> **INFORMATION SHOWN**
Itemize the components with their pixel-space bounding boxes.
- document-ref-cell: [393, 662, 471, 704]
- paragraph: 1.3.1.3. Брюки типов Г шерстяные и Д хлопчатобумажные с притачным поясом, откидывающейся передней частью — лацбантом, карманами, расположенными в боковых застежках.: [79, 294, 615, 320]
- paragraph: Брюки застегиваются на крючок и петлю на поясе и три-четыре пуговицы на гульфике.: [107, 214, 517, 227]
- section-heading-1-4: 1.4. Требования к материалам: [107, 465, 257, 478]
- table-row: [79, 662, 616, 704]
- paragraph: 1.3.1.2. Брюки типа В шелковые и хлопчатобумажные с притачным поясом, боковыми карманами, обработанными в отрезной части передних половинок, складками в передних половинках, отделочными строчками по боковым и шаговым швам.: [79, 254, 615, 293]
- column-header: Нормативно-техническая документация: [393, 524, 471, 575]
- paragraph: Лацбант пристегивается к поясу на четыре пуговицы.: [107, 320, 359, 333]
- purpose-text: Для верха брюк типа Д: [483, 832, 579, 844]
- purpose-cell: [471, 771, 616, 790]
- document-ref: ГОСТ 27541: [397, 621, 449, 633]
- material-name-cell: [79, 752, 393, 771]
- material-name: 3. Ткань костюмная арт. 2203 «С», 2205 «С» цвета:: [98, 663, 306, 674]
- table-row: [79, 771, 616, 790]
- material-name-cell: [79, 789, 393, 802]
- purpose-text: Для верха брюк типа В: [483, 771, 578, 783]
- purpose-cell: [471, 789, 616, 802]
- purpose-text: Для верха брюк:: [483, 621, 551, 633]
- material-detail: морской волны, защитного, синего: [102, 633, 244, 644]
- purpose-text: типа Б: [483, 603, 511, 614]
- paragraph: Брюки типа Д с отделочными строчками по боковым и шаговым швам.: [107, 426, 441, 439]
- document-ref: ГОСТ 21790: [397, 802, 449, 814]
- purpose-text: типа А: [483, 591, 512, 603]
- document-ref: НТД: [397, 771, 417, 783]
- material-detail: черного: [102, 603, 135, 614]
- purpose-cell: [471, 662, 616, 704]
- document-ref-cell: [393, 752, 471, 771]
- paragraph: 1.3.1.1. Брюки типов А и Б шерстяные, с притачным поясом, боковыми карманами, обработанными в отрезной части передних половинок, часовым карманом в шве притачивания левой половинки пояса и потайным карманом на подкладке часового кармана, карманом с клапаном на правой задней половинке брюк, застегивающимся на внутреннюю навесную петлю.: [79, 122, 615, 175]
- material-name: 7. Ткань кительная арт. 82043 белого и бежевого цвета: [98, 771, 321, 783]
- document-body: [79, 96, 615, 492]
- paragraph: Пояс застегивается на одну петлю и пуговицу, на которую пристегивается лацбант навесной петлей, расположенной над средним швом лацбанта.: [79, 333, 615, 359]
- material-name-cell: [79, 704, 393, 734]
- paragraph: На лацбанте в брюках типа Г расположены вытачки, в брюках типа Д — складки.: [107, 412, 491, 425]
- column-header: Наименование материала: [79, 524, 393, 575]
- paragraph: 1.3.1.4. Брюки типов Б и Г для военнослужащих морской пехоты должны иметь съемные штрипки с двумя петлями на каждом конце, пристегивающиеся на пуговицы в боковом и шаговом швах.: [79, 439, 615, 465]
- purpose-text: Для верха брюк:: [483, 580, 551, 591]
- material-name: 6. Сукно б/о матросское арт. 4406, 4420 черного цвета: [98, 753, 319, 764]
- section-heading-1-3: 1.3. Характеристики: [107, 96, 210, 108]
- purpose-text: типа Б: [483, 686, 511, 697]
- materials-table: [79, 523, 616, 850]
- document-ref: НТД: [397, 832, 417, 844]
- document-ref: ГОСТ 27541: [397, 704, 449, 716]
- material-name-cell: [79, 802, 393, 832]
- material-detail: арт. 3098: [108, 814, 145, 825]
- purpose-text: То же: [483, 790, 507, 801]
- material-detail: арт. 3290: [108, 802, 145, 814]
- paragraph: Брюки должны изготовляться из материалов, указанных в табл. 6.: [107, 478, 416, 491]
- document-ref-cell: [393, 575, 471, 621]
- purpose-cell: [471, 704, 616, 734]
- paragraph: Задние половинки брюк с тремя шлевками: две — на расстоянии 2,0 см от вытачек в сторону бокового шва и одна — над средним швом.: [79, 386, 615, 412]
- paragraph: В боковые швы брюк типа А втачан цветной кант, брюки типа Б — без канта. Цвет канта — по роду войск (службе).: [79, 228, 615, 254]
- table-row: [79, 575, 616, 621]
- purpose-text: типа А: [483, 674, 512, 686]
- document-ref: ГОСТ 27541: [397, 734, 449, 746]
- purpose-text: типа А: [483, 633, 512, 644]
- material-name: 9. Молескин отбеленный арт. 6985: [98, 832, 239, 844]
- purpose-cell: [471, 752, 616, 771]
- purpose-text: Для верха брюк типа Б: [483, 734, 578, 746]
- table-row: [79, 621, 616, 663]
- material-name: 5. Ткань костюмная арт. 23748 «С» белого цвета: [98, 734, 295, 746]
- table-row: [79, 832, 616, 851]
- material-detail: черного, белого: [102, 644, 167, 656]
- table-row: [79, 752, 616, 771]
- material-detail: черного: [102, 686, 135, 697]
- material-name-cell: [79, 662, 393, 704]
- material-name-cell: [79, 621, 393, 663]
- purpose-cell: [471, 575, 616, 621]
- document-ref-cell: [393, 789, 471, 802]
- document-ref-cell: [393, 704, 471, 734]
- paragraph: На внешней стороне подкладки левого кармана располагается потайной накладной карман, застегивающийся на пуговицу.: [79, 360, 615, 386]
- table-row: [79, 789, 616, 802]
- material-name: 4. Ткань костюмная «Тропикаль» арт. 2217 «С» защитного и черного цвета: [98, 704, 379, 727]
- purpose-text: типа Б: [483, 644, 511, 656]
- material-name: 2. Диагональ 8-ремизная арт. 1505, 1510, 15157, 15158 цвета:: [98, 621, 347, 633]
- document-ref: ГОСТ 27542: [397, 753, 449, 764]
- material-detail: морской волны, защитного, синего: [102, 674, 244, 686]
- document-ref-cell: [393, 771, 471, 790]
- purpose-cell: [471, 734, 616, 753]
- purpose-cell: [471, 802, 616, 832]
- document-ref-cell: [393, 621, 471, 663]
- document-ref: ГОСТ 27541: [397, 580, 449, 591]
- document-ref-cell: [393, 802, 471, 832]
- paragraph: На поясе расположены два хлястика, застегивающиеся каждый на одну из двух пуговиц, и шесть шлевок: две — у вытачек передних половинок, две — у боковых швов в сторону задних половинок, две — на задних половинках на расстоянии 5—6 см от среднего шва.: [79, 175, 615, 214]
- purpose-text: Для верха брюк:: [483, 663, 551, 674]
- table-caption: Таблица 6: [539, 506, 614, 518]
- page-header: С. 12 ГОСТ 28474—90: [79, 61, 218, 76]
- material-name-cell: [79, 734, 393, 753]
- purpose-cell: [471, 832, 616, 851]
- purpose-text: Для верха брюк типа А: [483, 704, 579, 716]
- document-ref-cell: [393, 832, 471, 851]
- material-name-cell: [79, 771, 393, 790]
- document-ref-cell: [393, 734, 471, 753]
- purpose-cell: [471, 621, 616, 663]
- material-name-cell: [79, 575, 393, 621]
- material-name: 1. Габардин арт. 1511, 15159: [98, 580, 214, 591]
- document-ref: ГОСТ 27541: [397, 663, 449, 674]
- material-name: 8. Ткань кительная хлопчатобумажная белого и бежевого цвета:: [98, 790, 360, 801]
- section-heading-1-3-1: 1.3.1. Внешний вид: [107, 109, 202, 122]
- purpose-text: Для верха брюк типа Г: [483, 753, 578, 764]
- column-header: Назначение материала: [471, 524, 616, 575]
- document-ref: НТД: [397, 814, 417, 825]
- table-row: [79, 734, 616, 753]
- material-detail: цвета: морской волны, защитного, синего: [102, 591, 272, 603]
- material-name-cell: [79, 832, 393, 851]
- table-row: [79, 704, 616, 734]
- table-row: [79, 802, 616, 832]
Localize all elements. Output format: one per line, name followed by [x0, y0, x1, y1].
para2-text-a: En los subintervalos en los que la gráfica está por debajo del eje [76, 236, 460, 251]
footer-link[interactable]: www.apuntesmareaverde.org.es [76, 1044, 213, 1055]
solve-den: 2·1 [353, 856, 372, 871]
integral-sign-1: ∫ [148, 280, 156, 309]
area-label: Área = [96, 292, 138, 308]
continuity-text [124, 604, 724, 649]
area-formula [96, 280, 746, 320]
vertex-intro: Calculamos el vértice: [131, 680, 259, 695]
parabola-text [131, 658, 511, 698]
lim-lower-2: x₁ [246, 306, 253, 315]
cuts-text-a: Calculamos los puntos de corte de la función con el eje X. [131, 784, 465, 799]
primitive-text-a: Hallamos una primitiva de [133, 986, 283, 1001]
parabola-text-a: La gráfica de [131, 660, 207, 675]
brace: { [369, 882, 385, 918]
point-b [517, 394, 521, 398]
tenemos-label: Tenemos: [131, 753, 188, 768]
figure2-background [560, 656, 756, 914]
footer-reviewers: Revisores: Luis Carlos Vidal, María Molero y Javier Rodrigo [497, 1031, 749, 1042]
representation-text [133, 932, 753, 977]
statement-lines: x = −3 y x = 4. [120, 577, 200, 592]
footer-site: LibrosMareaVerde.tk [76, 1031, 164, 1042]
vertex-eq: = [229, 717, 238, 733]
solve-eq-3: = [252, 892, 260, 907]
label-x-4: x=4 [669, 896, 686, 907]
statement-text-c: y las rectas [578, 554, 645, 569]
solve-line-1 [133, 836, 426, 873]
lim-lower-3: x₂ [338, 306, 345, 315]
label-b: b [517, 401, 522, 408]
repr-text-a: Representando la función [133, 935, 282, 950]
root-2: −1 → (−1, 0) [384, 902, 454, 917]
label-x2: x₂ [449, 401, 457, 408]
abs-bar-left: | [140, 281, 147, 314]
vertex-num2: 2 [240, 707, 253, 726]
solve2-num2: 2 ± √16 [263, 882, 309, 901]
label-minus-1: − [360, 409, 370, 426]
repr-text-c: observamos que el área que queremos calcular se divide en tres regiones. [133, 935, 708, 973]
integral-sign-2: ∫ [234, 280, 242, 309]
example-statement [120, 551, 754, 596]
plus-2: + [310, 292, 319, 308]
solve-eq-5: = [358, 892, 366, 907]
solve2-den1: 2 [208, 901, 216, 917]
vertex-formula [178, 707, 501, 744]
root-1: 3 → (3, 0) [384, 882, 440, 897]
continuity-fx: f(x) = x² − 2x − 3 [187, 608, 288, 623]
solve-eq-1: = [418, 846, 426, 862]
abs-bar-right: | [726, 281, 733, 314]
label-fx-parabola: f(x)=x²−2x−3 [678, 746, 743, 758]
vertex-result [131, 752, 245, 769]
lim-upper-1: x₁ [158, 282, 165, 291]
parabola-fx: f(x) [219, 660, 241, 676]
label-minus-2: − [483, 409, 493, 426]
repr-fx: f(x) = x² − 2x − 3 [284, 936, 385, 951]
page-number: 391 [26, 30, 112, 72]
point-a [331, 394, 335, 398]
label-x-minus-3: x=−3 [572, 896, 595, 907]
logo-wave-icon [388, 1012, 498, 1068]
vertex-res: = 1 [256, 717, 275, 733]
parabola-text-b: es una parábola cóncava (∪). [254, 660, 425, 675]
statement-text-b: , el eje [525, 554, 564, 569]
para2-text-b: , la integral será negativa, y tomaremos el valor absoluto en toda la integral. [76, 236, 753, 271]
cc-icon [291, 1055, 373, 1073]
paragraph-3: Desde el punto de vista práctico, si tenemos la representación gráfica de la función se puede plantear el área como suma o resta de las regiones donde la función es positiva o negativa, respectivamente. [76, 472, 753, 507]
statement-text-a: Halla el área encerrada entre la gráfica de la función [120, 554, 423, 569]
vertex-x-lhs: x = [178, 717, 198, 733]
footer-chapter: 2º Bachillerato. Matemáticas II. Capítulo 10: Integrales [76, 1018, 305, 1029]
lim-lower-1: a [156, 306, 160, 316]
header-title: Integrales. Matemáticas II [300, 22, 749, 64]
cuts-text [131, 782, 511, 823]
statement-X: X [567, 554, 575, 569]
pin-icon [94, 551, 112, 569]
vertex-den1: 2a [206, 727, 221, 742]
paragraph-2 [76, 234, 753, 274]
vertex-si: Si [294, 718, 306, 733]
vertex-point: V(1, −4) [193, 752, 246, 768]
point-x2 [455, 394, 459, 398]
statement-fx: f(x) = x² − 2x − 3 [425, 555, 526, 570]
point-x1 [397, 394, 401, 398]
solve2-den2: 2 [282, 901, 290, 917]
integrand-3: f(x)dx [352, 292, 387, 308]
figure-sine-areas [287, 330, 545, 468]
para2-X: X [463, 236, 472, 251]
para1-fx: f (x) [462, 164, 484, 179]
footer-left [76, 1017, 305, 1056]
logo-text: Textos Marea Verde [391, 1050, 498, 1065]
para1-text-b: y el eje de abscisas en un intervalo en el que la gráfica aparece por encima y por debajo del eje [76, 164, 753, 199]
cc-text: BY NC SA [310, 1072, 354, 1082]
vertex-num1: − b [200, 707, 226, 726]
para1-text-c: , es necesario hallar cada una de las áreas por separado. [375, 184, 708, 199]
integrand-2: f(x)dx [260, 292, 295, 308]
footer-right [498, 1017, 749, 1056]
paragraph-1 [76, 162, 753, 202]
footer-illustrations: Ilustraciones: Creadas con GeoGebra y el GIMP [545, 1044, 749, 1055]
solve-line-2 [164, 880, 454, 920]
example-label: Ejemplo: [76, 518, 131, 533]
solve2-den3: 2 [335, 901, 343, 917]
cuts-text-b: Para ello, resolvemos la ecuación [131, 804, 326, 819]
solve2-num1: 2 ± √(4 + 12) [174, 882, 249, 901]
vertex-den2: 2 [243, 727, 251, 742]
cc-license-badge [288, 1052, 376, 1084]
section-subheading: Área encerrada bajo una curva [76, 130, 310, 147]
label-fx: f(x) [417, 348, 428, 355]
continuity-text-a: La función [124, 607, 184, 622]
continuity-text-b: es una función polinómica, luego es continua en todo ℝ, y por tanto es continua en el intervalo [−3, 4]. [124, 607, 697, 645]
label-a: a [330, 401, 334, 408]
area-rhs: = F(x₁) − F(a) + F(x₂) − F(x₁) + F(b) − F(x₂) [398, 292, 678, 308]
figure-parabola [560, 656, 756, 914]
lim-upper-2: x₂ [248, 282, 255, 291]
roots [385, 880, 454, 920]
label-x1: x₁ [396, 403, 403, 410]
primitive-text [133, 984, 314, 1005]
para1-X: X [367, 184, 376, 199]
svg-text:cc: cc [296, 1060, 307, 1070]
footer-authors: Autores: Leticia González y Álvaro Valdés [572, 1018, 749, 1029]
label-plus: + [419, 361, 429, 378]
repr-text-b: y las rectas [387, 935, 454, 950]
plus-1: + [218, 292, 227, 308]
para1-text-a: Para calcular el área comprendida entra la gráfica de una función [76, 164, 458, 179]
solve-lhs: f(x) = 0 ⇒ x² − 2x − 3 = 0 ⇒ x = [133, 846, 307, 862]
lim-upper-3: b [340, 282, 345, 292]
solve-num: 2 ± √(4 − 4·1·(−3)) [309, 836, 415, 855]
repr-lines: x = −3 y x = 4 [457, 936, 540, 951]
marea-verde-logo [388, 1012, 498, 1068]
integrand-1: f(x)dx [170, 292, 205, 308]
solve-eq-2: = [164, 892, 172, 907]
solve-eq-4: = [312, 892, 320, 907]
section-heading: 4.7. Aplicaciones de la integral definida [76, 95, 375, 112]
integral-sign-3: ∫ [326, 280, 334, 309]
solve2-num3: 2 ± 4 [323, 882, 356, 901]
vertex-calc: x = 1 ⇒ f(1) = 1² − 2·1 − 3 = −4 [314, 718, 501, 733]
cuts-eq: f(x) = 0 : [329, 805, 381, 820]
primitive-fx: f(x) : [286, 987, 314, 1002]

> **WORK INSTRUCTIONS**
Reproduce the listing word for word from its first line through the line that contains "- paragraph: 1.3.1.3.", including both of those lines.

> **ANSWER TO THE TASK**
Itemize the components with their pixel-space bounding boxes.
- document-ref-cell: [393, 662, 471, 704]
- paragraph: 1.3.1.3. Брюки типов Г шерстяные и Д хлопчатобумажные с притачным поясом, откидывающейся передней частью — лацбантом, карманами, расположенными в боковых застежках.: [79, 294, 615, 320]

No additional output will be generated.